▸ AIM OF THE EXERCISE: Some lines of these records may hold the word "COINBASE"; state how many, using only the number.

▸ RECORDS FOR THIS TASK:

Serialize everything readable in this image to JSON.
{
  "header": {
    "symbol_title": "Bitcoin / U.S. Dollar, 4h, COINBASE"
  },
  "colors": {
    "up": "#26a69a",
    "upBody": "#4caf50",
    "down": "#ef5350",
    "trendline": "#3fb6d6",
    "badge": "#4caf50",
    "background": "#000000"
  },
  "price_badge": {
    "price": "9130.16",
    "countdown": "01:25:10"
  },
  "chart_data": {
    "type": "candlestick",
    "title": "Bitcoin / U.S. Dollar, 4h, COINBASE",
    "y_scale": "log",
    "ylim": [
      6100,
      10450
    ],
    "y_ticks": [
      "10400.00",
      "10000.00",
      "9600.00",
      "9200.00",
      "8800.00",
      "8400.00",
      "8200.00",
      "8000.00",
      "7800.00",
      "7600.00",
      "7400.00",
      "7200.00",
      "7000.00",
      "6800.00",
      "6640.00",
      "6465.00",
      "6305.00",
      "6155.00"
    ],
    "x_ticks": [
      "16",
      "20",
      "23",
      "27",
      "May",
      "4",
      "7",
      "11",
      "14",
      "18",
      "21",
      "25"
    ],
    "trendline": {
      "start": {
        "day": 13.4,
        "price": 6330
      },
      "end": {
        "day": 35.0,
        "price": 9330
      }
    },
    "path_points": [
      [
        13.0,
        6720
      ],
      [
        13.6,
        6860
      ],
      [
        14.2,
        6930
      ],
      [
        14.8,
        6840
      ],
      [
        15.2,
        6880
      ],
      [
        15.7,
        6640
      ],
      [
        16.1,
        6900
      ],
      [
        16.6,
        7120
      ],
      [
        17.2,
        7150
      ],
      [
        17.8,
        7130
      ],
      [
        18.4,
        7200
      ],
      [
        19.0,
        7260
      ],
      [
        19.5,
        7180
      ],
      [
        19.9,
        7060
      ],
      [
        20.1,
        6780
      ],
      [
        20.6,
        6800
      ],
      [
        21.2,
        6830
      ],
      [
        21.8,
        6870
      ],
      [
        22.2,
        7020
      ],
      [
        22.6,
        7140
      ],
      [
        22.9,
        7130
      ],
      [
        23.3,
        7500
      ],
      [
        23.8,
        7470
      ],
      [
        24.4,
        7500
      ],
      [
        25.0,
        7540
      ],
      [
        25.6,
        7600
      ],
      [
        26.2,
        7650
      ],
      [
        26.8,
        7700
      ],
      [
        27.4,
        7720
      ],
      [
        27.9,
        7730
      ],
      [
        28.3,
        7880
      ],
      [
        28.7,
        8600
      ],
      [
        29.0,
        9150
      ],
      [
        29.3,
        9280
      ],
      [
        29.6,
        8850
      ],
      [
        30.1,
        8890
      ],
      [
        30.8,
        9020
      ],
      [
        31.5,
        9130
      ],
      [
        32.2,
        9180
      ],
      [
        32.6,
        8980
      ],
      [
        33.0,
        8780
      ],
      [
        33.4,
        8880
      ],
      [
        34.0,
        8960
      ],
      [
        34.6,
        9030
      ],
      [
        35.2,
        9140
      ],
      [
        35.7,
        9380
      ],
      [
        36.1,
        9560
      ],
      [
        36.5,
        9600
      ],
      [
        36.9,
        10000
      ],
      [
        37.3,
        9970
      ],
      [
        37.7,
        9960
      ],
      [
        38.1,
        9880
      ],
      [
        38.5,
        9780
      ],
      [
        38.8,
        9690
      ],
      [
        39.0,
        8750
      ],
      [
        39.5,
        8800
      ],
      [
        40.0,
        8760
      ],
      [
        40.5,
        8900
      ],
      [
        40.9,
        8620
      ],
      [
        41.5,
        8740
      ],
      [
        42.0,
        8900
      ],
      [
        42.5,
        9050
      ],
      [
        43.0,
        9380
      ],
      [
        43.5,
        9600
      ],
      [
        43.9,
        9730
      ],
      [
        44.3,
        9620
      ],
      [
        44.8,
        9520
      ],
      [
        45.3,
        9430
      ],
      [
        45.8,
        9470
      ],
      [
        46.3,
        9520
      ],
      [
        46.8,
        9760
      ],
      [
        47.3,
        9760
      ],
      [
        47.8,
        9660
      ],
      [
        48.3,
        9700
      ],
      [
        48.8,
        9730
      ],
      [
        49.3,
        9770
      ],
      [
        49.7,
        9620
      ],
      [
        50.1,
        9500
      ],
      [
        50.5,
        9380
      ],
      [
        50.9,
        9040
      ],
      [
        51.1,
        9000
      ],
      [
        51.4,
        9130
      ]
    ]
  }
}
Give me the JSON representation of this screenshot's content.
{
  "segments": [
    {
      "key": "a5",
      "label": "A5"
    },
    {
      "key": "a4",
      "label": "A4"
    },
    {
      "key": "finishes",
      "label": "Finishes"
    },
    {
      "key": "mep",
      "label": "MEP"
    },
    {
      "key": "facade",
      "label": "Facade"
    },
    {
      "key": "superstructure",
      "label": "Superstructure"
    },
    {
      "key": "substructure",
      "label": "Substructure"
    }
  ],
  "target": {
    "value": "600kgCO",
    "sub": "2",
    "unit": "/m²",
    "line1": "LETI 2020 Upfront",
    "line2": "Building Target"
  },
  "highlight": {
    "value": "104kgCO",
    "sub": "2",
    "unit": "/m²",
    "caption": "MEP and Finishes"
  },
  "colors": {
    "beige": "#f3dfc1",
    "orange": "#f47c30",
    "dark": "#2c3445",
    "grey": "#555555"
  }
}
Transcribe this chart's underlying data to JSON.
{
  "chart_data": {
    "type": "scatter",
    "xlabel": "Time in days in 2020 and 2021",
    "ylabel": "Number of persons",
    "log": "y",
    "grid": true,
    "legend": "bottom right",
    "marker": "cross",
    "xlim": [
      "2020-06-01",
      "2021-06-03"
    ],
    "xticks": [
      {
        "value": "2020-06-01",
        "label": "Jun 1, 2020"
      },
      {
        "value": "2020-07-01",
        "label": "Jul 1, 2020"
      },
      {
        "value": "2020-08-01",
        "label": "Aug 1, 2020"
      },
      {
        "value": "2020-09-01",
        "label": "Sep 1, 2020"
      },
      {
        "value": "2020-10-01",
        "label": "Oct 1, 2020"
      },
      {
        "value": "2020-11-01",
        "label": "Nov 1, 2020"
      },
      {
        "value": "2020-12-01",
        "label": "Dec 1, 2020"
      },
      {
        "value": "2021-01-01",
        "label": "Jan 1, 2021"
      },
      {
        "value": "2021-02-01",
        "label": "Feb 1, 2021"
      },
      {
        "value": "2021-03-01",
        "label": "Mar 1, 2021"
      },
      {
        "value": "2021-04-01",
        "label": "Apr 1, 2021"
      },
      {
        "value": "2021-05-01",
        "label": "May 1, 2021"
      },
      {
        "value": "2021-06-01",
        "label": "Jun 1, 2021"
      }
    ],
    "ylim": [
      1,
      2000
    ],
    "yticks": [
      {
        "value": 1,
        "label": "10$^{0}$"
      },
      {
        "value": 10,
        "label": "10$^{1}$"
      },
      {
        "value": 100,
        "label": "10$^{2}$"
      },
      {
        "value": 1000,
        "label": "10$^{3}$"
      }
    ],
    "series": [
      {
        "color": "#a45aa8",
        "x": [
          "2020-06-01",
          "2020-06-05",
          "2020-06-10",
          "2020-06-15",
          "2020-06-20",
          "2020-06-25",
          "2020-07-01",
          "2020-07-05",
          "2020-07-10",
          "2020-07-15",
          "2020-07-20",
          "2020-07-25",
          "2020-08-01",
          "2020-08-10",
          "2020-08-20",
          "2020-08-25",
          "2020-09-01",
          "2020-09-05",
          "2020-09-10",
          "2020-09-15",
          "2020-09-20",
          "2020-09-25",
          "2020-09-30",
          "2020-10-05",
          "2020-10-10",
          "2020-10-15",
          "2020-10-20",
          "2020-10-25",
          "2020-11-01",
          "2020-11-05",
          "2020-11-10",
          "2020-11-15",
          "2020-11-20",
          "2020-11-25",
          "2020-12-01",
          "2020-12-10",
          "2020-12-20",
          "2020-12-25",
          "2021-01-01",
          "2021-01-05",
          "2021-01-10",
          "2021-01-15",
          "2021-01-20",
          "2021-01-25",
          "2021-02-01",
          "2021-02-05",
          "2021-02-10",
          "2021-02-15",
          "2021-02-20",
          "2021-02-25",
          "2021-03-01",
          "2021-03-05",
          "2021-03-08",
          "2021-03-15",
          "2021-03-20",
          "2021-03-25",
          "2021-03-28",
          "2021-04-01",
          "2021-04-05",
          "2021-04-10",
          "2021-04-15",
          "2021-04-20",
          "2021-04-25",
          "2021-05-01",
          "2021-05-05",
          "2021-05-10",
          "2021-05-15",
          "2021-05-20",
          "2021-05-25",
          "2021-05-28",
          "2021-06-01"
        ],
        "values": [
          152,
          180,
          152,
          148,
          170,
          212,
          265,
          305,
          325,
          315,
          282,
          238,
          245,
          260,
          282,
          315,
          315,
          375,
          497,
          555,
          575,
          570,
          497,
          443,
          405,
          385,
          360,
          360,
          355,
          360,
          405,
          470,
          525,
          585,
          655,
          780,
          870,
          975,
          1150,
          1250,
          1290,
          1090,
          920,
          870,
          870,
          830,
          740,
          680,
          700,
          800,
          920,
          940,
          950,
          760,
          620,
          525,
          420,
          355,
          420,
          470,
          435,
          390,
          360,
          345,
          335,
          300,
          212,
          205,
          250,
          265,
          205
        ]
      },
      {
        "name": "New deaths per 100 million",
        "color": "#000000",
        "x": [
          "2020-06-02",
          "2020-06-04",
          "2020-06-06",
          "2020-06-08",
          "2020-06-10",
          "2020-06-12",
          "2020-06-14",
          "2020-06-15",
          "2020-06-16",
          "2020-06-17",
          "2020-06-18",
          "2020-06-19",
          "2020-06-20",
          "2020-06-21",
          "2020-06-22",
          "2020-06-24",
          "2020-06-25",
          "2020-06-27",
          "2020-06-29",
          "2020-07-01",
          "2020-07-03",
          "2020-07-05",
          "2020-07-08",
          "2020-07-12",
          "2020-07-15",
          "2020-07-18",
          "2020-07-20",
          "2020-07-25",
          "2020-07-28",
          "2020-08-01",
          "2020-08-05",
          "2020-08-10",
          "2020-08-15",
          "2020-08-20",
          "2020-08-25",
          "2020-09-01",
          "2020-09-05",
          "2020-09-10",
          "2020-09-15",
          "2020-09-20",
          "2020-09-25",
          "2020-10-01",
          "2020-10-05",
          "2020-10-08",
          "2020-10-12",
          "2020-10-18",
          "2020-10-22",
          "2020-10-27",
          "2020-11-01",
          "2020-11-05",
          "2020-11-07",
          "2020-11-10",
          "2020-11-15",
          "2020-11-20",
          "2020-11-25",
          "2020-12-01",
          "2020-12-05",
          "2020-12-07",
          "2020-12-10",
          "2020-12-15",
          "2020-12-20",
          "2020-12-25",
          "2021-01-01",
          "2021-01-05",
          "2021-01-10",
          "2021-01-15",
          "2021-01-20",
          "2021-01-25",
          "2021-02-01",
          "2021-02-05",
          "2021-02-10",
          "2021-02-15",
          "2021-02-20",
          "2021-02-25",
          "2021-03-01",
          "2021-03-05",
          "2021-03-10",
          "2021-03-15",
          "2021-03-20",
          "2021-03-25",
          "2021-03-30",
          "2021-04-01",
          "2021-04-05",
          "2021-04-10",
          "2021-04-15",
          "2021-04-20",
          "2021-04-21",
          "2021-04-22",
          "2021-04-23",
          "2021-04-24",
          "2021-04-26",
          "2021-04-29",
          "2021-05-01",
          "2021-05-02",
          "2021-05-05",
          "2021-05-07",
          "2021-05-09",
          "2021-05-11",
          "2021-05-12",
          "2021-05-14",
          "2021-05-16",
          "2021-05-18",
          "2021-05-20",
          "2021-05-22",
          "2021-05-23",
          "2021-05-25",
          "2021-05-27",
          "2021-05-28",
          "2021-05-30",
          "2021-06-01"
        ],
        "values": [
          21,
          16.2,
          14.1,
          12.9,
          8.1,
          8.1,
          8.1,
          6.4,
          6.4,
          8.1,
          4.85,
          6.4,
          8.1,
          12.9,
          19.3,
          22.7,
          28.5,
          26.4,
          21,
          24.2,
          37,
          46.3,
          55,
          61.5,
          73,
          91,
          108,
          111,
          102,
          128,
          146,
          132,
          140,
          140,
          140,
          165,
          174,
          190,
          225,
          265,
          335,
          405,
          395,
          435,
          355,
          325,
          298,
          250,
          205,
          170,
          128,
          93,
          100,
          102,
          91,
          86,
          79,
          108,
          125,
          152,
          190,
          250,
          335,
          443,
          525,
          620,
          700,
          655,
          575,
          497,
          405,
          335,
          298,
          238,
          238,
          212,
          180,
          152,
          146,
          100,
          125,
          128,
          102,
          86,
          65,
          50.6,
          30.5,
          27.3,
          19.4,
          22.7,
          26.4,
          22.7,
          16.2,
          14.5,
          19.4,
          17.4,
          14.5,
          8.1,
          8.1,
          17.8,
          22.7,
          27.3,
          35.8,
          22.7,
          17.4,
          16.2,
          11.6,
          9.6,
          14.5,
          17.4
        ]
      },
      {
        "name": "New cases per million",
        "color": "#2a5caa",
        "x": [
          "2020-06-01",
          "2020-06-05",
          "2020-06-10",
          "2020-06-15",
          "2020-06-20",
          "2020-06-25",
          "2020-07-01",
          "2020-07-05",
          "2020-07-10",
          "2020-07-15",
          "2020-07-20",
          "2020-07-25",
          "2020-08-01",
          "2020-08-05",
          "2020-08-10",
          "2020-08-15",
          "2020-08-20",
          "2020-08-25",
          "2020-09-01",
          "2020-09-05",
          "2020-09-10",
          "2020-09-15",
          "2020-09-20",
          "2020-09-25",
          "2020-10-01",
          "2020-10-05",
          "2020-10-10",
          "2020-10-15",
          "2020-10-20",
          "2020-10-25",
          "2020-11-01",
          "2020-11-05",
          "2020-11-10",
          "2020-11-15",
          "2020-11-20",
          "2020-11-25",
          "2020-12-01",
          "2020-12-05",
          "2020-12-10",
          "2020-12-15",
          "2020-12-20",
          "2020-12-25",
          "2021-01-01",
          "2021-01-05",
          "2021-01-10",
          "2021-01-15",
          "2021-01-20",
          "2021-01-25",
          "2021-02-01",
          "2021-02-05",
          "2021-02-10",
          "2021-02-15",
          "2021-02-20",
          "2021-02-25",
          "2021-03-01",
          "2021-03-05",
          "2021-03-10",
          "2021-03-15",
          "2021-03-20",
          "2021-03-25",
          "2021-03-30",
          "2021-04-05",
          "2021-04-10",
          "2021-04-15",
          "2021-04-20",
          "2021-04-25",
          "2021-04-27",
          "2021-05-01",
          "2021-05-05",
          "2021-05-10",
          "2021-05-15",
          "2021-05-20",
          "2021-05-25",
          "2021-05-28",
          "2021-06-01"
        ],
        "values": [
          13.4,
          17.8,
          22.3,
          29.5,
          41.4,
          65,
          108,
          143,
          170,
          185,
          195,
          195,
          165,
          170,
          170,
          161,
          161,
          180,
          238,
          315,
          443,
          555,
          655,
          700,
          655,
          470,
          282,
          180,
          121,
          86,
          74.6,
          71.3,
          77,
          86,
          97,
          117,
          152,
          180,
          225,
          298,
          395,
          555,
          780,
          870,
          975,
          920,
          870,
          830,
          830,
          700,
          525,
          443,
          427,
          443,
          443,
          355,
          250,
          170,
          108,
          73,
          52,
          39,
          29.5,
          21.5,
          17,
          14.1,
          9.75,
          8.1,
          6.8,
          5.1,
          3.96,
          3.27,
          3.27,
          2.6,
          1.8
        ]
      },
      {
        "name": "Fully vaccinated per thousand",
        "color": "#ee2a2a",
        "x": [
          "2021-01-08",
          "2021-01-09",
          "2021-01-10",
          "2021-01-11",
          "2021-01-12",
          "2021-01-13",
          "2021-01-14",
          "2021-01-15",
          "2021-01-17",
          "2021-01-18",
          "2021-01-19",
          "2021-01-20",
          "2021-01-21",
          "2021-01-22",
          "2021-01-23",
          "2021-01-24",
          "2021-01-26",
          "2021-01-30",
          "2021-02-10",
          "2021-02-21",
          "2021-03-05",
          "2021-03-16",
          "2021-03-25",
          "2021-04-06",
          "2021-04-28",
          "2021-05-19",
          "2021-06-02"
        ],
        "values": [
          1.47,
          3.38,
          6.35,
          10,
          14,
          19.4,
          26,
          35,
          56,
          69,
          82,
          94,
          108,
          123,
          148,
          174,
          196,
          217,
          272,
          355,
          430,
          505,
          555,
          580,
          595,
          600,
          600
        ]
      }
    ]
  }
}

▸ ANSWER FOR THE TASK: 2